**Records from a dataset**
---
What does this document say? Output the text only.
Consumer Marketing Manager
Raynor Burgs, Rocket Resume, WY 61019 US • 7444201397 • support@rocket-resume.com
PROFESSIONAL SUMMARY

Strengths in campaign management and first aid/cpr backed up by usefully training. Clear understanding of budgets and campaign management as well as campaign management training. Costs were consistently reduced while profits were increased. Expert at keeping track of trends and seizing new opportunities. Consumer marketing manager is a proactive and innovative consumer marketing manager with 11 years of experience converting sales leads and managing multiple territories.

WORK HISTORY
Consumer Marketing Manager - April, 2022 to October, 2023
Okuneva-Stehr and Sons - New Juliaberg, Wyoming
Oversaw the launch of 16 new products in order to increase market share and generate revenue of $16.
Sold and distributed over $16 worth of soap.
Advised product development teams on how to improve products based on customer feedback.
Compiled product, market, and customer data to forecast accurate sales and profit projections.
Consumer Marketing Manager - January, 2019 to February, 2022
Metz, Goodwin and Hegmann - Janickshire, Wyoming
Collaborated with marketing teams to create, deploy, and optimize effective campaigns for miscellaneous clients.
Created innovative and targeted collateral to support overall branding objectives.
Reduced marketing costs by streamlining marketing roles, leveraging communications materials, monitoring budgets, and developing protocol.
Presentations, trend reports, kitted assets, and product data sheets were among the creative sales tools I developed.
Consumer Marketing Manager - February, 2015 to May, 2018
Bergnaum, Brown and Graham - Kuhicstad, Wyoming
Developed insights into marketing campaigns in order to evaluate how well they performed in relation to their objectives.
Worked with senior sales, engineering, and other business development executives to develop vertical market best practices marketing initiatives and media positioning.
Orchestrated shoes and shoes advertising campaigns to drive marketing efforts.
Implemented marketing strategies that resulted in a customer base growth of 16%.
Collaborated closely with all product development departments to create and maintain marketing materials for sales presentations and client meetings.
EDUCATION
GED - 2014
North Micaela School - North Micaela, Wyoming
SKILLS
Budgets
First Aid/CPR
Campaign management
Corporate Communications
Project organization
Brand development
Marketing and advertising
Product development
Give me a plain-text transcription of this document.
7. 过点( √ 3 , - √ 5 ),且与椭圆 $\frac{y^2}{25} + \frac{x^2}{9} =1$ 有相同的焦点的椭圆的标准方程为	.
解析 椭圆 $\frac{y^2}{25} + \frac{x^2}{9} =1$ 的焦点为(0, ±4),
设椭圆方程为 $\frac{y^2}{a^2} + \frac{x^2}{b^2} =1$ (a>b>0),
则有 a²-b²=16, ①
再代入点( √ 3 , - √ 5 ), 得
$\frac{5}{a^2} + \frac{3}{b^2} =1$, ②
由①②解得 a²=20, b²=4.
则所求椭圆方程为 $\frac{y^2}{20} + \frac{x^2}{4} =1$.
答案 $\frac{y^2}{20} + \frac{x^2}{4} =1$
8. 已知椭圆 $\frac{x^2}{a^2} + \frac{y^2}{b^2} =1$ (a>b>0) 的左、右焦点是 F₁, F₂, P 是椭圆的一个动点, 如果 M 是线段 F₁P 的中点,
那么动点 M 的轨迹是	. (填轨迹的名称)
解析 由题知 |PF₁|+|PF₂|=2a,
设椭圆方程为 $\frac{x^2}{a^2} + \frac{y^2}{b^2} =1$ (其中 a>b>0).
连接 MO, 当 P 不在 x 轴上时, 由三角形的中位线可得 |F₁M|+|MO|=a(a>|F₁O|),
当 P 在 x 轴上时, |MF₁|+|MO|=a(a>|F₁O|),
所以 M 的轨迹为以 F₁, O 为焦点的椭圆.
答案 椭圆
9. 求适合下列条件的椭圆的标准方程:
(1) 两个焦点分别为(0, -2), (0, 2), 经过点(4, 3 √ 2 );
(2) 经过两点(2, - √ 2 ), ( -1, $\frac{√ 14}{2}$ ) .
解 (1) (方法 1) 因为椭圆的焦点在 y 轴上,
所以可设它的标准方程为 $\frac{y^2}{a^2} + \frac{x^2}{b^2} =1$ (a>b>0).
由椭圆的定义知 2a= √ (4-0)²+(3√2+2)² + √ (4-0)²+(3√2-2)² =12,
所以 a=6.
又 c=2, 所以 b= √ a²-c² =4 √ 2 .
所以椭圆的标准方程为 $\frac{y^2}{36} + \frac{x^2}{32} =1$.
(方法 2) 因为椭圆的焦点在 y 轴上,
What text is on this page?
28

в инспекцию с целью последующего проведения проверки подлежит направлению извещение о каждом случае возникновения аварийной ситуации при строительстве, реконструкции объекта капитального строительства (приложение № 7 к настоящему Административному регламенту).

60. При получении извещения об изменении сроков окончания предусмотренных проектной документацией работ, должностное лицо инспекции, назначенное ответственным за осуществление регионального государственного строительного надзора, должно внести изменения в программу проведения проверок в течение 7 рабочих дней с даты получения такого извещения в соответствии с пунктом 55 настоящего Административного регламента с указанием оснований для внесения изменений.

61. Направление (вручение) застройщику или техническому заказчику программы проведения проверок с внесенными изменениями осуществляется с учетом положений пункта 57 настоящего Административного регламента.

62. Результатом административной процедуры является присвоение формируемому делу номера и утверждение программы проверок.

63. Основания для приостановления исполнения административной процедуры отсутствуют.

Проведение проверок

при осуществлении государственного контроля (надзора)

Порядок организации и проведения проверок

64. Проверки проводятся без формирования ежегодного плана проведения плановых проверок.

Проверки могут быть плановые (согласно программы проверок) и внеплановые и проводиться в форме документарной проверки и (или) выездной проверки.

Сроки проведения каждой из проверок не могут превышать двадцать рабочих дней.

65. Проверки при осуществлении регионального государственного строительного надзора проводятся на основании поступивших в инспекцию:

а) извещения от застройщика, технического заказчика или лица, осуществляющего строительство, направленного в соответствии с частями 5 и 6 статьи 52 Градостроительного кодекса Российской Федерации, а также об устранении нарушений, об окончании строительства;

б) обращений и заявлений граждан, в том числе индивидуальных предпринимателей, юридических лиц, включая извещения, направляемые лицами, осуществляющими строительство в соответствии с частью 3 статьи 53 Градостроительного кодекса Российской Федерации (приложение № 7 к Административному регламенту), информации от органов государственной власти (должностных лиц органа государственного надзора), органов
---
**GOAL OF THE EXERCISE**
Wherever the string "Российской" appears in the entries above, list that line.

**PROBLEM SOLUTION**
а) извещения от застройщика, технического заказчика или лица, осуществляющего строительство, направленного в соответствии с частями 5 и 6 статьи 52 Градостроительного кодекса Российской Федерации, а также об устранении нарушений, об окончании строительства;
б) обращений и заявлений граждан, в том числе индивидуальных предпринимателей, юридических лиц, включая извещения, направляемые лицами, осуществляющими строительство в соответствии с частью 3 статьи 53 Градостроительного кодекса Российской Федерации (приложение № 7 к Административному регламенту), информации от органов государственной власти (должностных лиц органа государственного надзора), органов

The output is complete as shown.